Visual layout annotation data
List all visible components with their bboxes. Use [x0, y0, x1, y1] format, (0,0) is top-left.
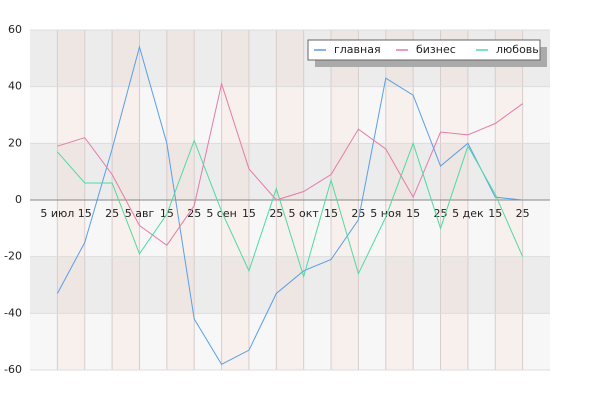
x-tick-label: 25: [516, 207, 530, 220]
y-tick-label: 60: [8, 23, 22, 36]
y-tick-label: 40: [8, 80, 22, 93]
x-tick-label: 15: [324, 207, 338, 220]
x-tick-label: 25: [105, 207, 119, 220]
x-tick-label: 5 окт: [289, 207, 320, 220]
band: [30, 200, 550, 257]
series-line: [57, 81, 523, 247]
series-line: [56, 45, 523, 365]
x-tick-label: 15: [78, 207, 92, 220]
legend-label: бизнес: [416, 43, 456, 56]
y-tick-label: 0: [15, 193, 22, 206]
x-tick-label: 15: [242, 207, 256, 220]
x-tick-label: 5 дек: [452, 207, 484, 220]
y-tick-label: -40: [4, 306, 22, 319]
x-tick-label: 15: [406, 207, 420, 220]
band: [30, 256, 550, 314]
x-tick-label: 25: [269, 207, 283, 220]
y-tick-label: 20: [8, 136, 22, 149]
legend-label: главная: [334, 43, 381, 56]
band: [30, 313, 550, 370]
x-tick-label: 5 авг: [125, 207, 155, 220]
x-tick-label: 5 ноя: [370, 207, 401, 220]
x-tick-label: 25: [351, 207, 365, 220]
legend: [307, 39, 541, 61]
x-tick-label: 5 июл: [40, 207, 74, 220]
y-tick-label: -60: [4, 363, 22, 376]
legend-label: любовь: [496, 43, 539, 56]
x-tick-label: 15: [488, 207, 502, 220]
y-tick-label: -20: [4, 250, 22, 263]
band: [30, 143, 550, 200]
series-line: [56, 139, 524, 279]
x-tick-label: 5 сен: [206, 207, 237, 220]
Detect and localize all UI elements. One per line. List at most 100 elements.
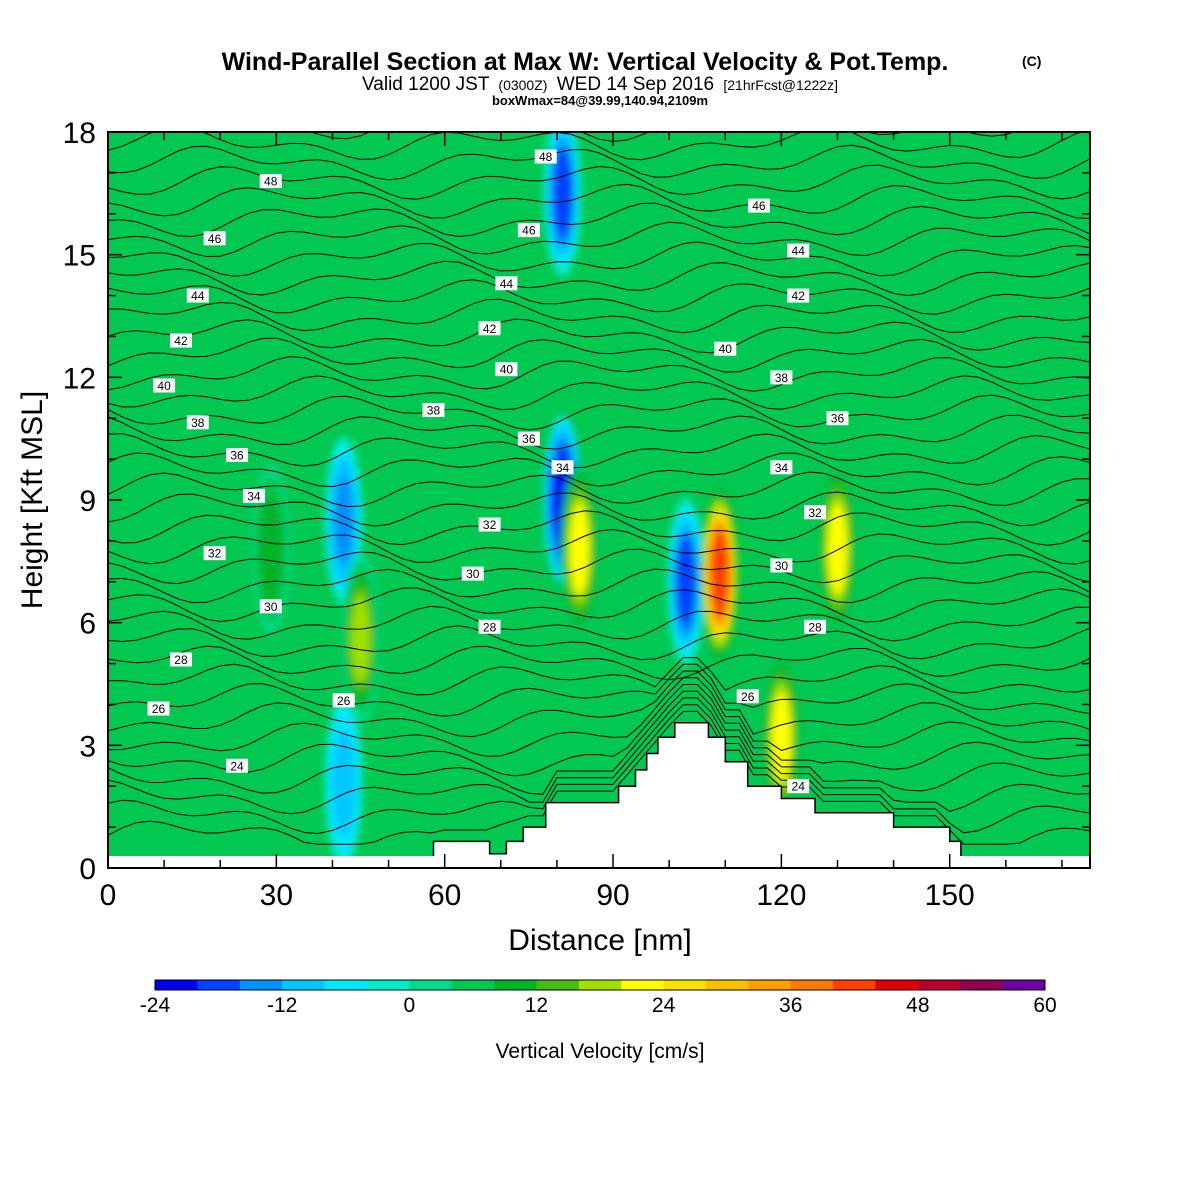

__YOUR OBJECTIVE__
Retype every line of the rows above verbatim, omitting the pictures from your answer.

__EXERCISE ANSWER__
List all visible components with their bboxes. Use [x0, y0, x1, y1] format, (0,0) is top-left.
x-tick-label: 25: [516, 207, 530, 220]
y-tick-label: 60: [8, 23, 22, 36]
y-tick-label: 40: [8, 80, 22, 93]
x-tick-label: 15: [324, 207, 338, 220]
x-tick-label: 25: [105, 207, 119, 220]
x-tick-label: 5 окт: [289, 207, 320, 220]
band: [30, 200, 550, 257]
series-line: [57, 81, 523, 247]
series-line: [56, 45, 523, 365]
x-tick-label: 15: [78, 207, 92, 220]
legend-label: бизнес: [416, 43, 456, 56]
y-tick-label: 0: [15, 193, 22, 206]
x-tick-label: 15: [242, 207, 256, 220]
x-tick-label: 5 дек: [452, 207, 484, 220]
y-tick-label: -40: [4, 306, 22, 319]
x-tick-label: 15: [406, 207, 420, 220]
band: [30, 256, 550, 314]
x-tick-label: 25: [269, 207, 283, 220]
y-tick-label: 20: [8, 136, 22, 149]
legend-label: главная: [334, 43, 381, 56]
band: [30, 313, 550, 370]
x-tick-label: 5 авг: [125, 207, 155, 220]
x-tick-label: 5 ноя: [370, 207, 401, 220]
x-tick-label: 25: [351, 207, 365, 220]
legend: [307, 39, 541, 61]
x-tick-label: 5 июл: [40, 207, 74, 220]
y-tick-label: -60: [4, 363, 22, 376]
legend-label: любовь: [496, 43, 539, 56]
x-tick-label: 15: [488, 207, 502, 220]
y-tick-label: -20: [4, 250, 22, 263]
band: [30, 143, 550, 200]
series-line: [56, 139, 524, 279]
x-tick-label: 5 сен: [206, 207, 237, 220]
Detect and localize all UI elements. One per line. List at most 100 elements.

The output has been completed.